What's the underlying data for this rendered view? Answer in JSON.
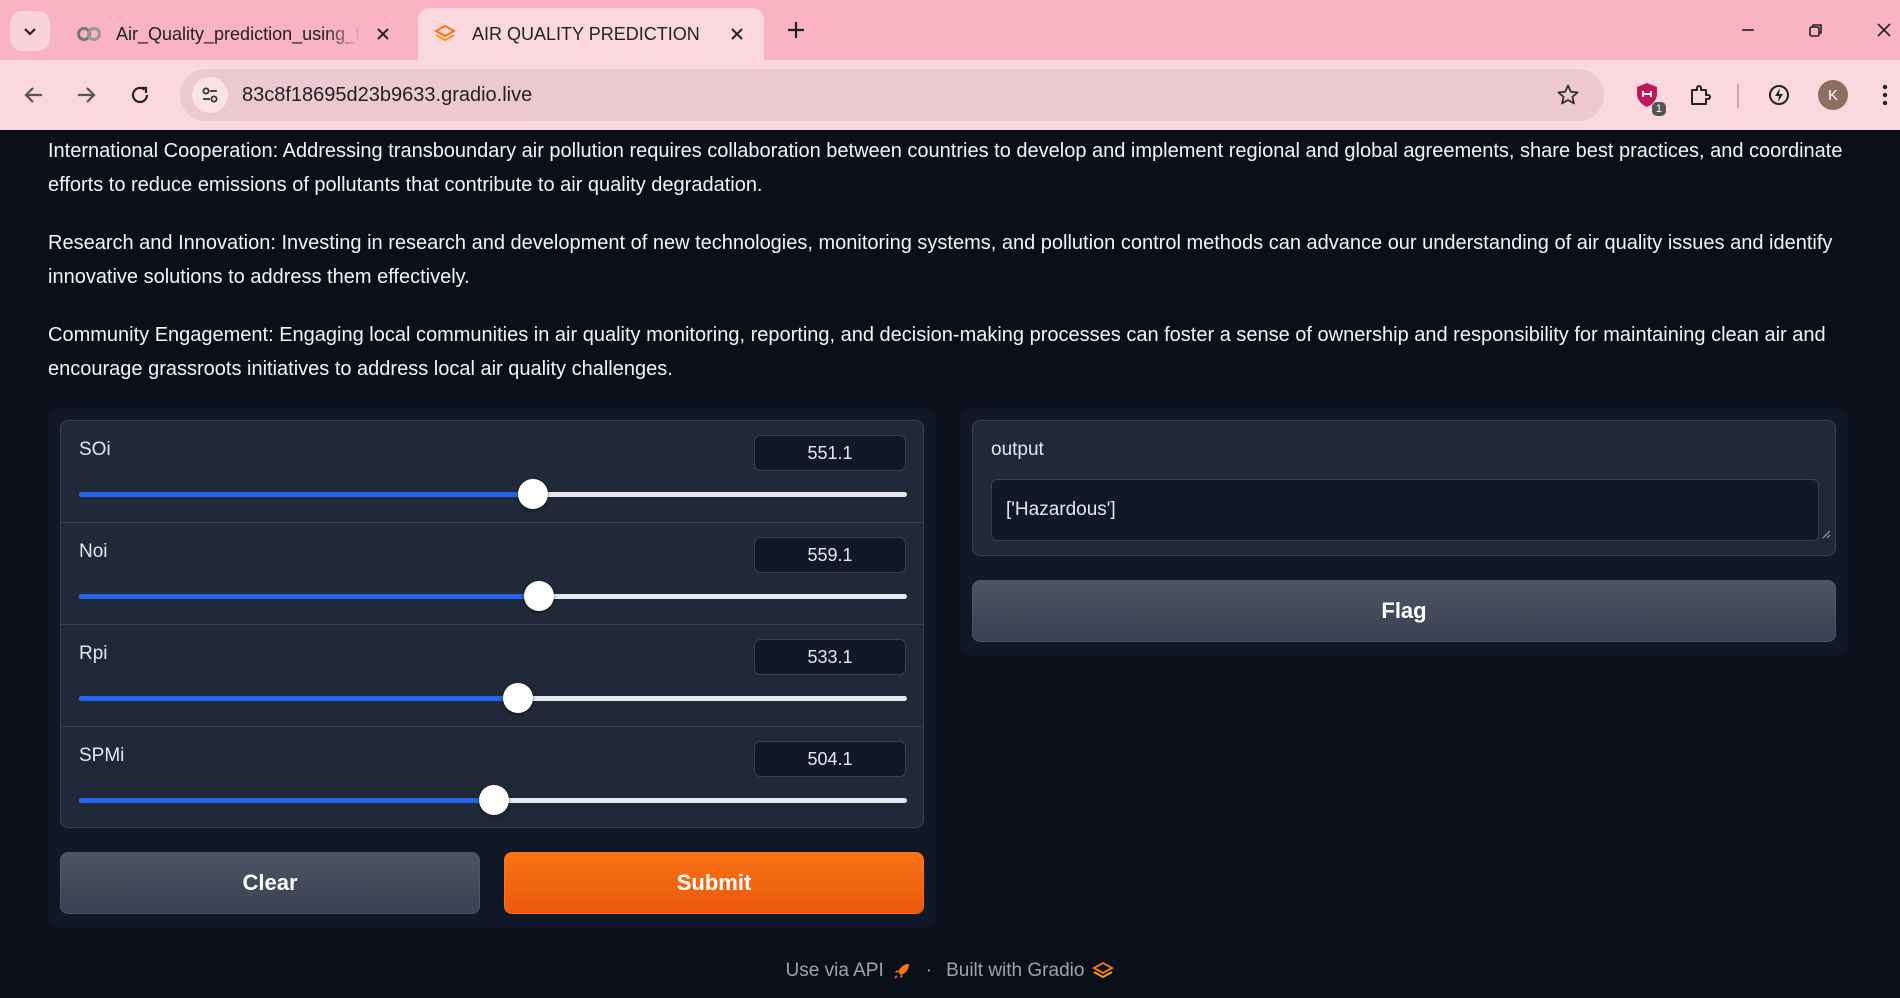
{
  "browser": {
    "tabs": [
      {
        "title": "Air_Quality_prediction_using_Ls",
        "icon": "colab-icon",
        "active": false
      },
      {
        "title": "AIR QUALITY PREDICTION",
        "icon": "gradio-icon",
        "active": true
      }
    ],
    "url": "83c8f18695d23b9633.gradio.live",
    "extension_badge": "1",
    "profile_initial": "K"
  },
  "paragraphs": [
    "International Cooperation: Addressing transboundary air pollution requires collaboration between countries to develop and implement regional and global agreements, share best practices, and coordinate efforts to reduce emissions of pollutants that contribute to air quality degradation.",
    "Research and Innovation: Investing in research and development of new technologies, monitoring systems, and pollution control methods can advance our understanding of air quality issues and identify innovative solutions to address them effectively.",
    "Community Engagement: Engaging local communities in air quality monitoring, reporting, and decision-making processes can foster a sense of ownership and responsibility for maintaining clean air and encourage grassroots initiatives to address local air quality challenges."
  ],
  "sliders": [
    {
      "label": "SOi",
      "value": "551.1",
      "fraction": 0.548
    },
    {
      "label": "Noi",
      "value": "559.1",
      "fraction": 0.556
    },
    {
      "label": "Rpi",
      "value": "533.1",
      "fraction": 0.53
    },
    {
      "label": "SPMi",
      "value": "504.1",
      "fraction": 0.501
    }
  ],
  "buttons": {
    "clear": "Clear",
    "submit": "Submit",
    "flag": "Flag"
  },
  "output": {
    "label": "output",
    "value": "['Hazardous']"
  },
  "footer": {
    "api": "Use via API",
    "separator": "·",
    "built": "Built with Gradio"
  },
  "colors": {
    "accent": "#2563eb",
    "primary": "#f97316",
    "background": "#0b0f19",
    "tabbar": "#f9b3c3"
  }
}
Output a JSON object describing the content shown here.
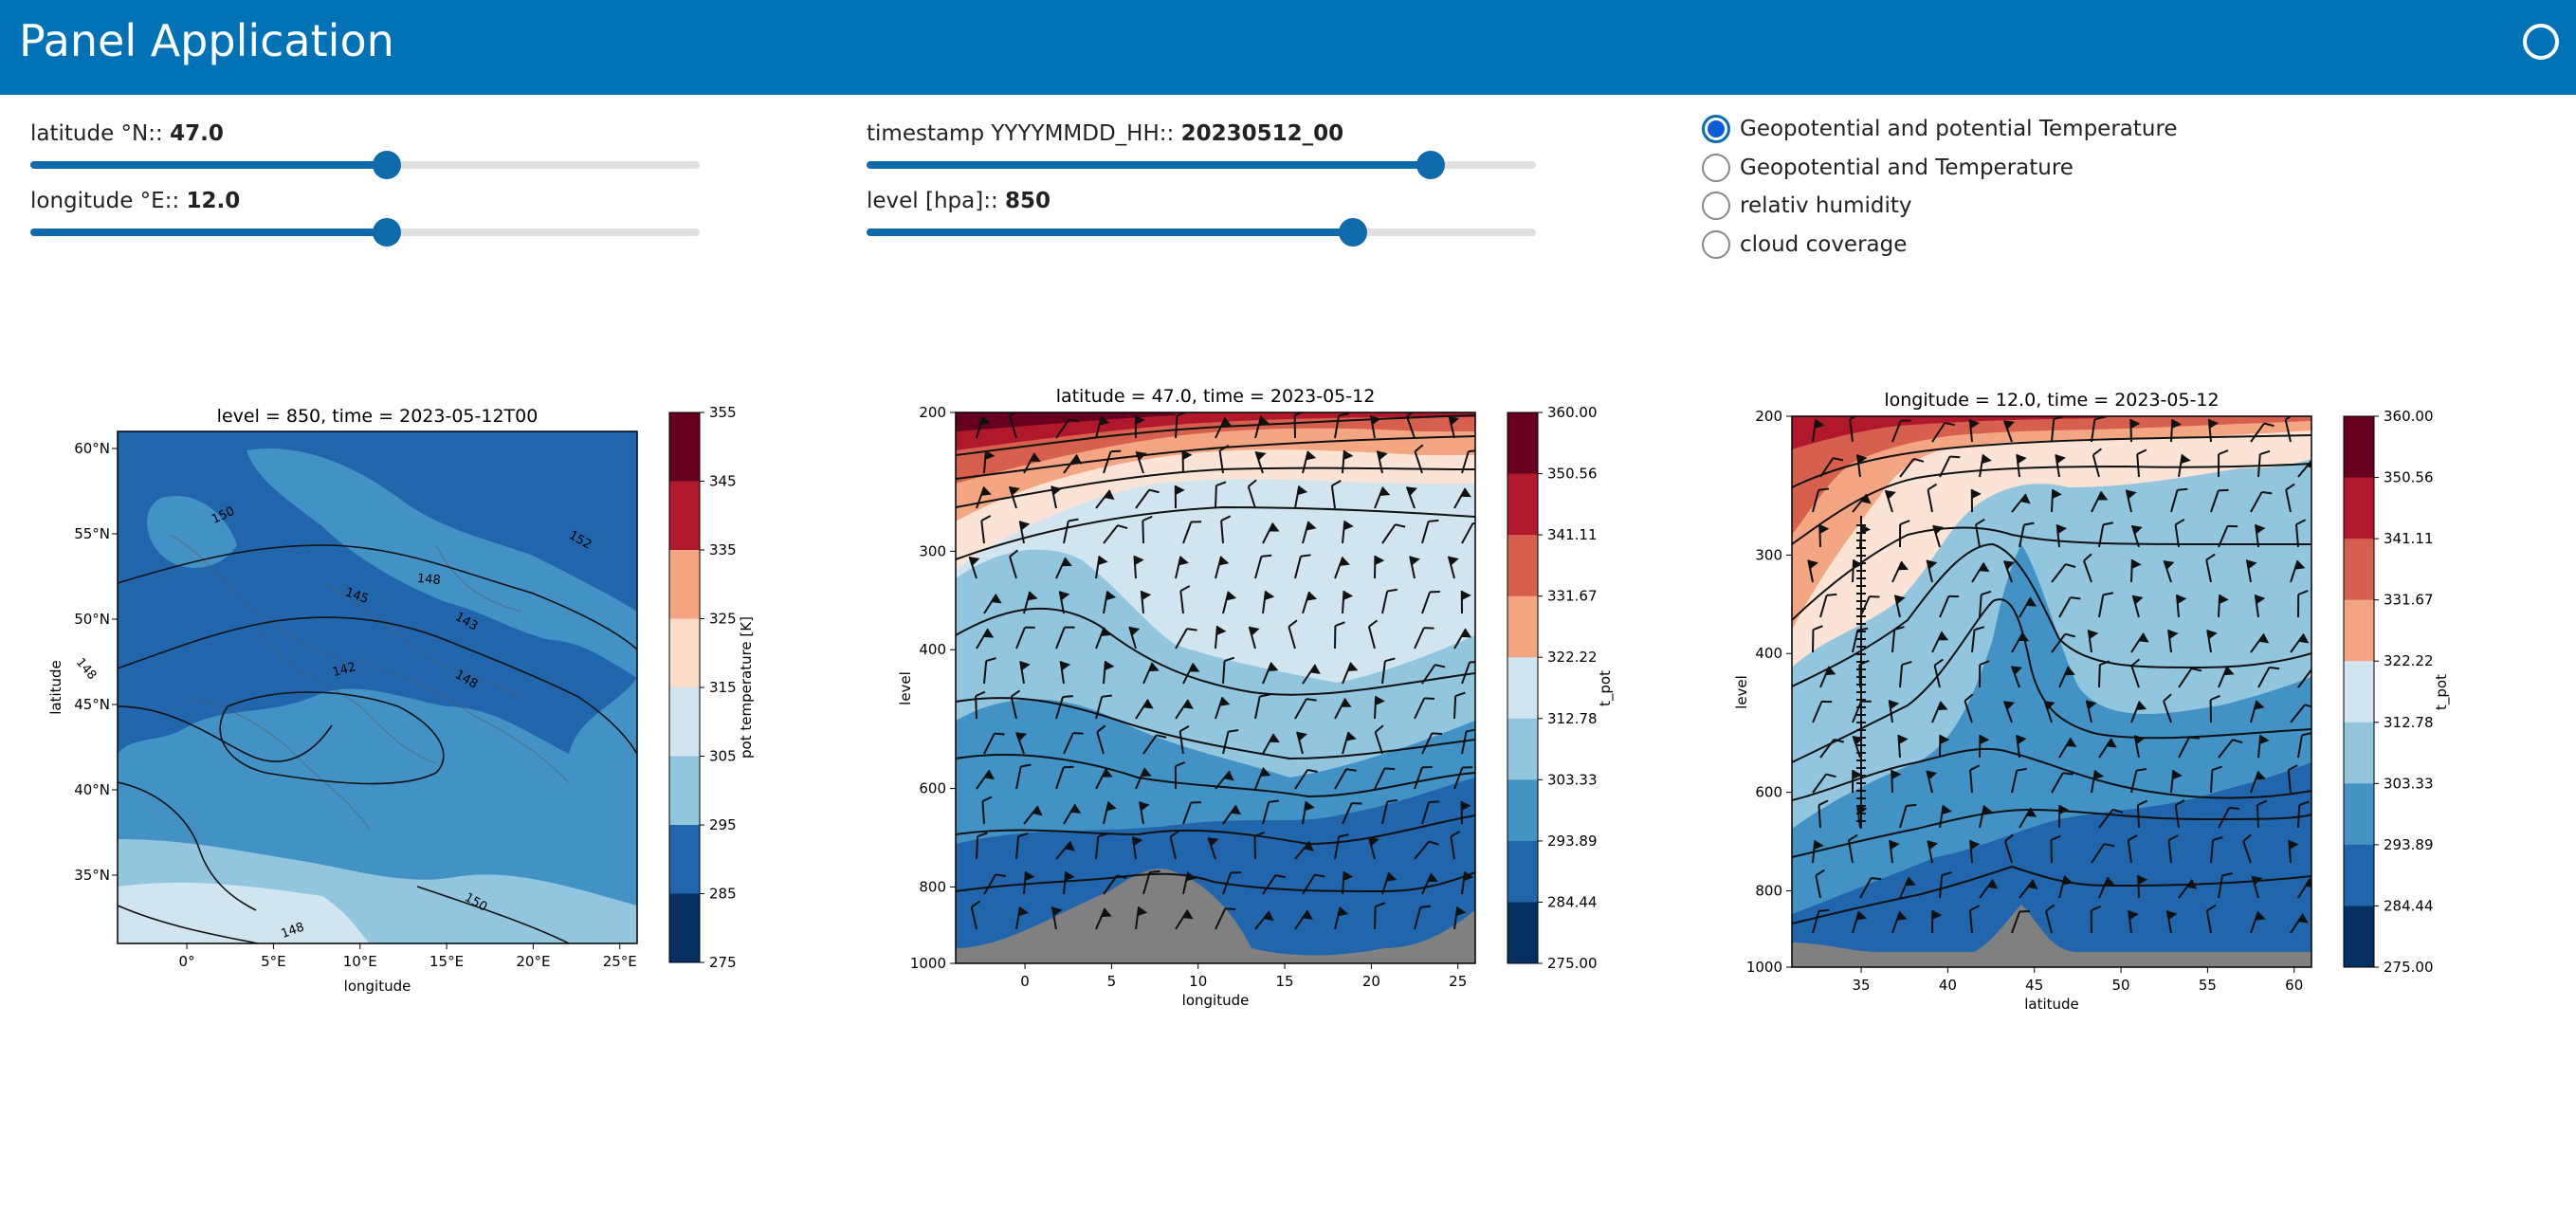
{
  "app": {
    "title": "Panel Application"
  },
  "controls": {
    "latitude": {
      "label": "latitude °N::",
      "value": "47.0",
      "fraction": 0.533
    },
    "longitude": {
      "label": "longitude °E::",
      "value": "12.0",
      "fraction": 0.533
    },
    "timestamp": {
      "label": "timestamp YYYYMMDD_HH::",
      "value": "20230512_00",
      "fraction": 0.843
    },
    "level": {
      "label": "level [hpa]::",
      "value": "850",
      "fraction": 0.727
    }
  },
  "radio_group": {
    "options": [
      "Geopotential and potential Temperature",
      "Geopotential and Temperature",
      "relativ humidity",
      "cloud coverage"
    ],
    "selected_index": 0
  },
  "chart_data": [
    {
      "type": "heatmap",
      "title": "level = 850, time = 2023-05-12T00",
      "xlabel": "longitude",
      "ylabel": "latitude",
      "x_ticks": [
        "0°",
        "5°E",
        "10°E",
        "15°E",
        "20°E",
        "25°E"
      ],
      "y_ticks": [
        "60°N",
        "55°N",
        "50°N",
        "45°N",
        "40°N",
        "35°N"
      ],
      "xlim": [
        -4,
        26
      ],
      "ylim": [
        31,
        61
      ],
      "colorbar": {
        "label": "pot temperature [K]",
        "ticks": [
          "355",
          "345",
          "335",
          "325",
          "315",
          "305",
          "295",
          "285",
          "275"
        ]
      },
      "contour_labels": [
        "150",
        "148",
        "145",
        "142",
        "148",
        "152",
        "143",
        "148",
        "150",
        "148"
      ]
    },
    {
      "type": "heatmap",
      "title": "latitude = 47.0, time = 2023-05-12",
      "xlabel": "longitude",
      "ylabel": "level",
      "x_ticks": [
        "0",
        "5",
        "10",
        "15",
        "20",
        "25"
      ],
      "y_ticks": [
        "200",
        "300",
        "400",
        "600",
        "800",
        "1000"
      ],
      "xlim": [
        -4,
        26
      ],
      "ylim": [
        1000,
        200
      ],
      "y_scale": "log",
      "colorbar": {
        "label": "t_pot",
        "ticks": [
          "360.00",
          "350.56",
          "341.11",
          "331.67",
          "322.22",
          "312.78",
          "303.33",
          "293.89",
          "284.44",
          "275.00"
        ]
      }
    },
    {
      "type": "heatmap",
      "title": "longitude = 12.0, time = 2023-05-12",
      "xlabel": "latitude",
      "ylabel": "level",
      "x_ticks": [
        "35",
        "40",
        "45",
        "50",
        "55",
        "60"
      ],
      "y_ticks": [
        "200",
        "300",
        "400",
        "600",
        "800",
        "1000"
      ],
      "xlim": [
        31,
        61
      ],
      "ylim": [
        1000,
        200
      ],
      "y_scale": "log",
      "colorbar": {
        "label": "t_pot",
        "ticks": [
          "360.00",
          "350.56",
          "341.11",
          "331.67",
          "322.22",
          "312.78",
          "303.33",
          "293.89",
          "284.44",
          "275.00"
        ]
      }
    }
  ]
}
——
**GIVEN EXERCISE**
In the records above, collect each line with "Geopotential".

**FINISHED TASK**
      "Geopotential and potential Temperature",
      "Geopotential and Temperature",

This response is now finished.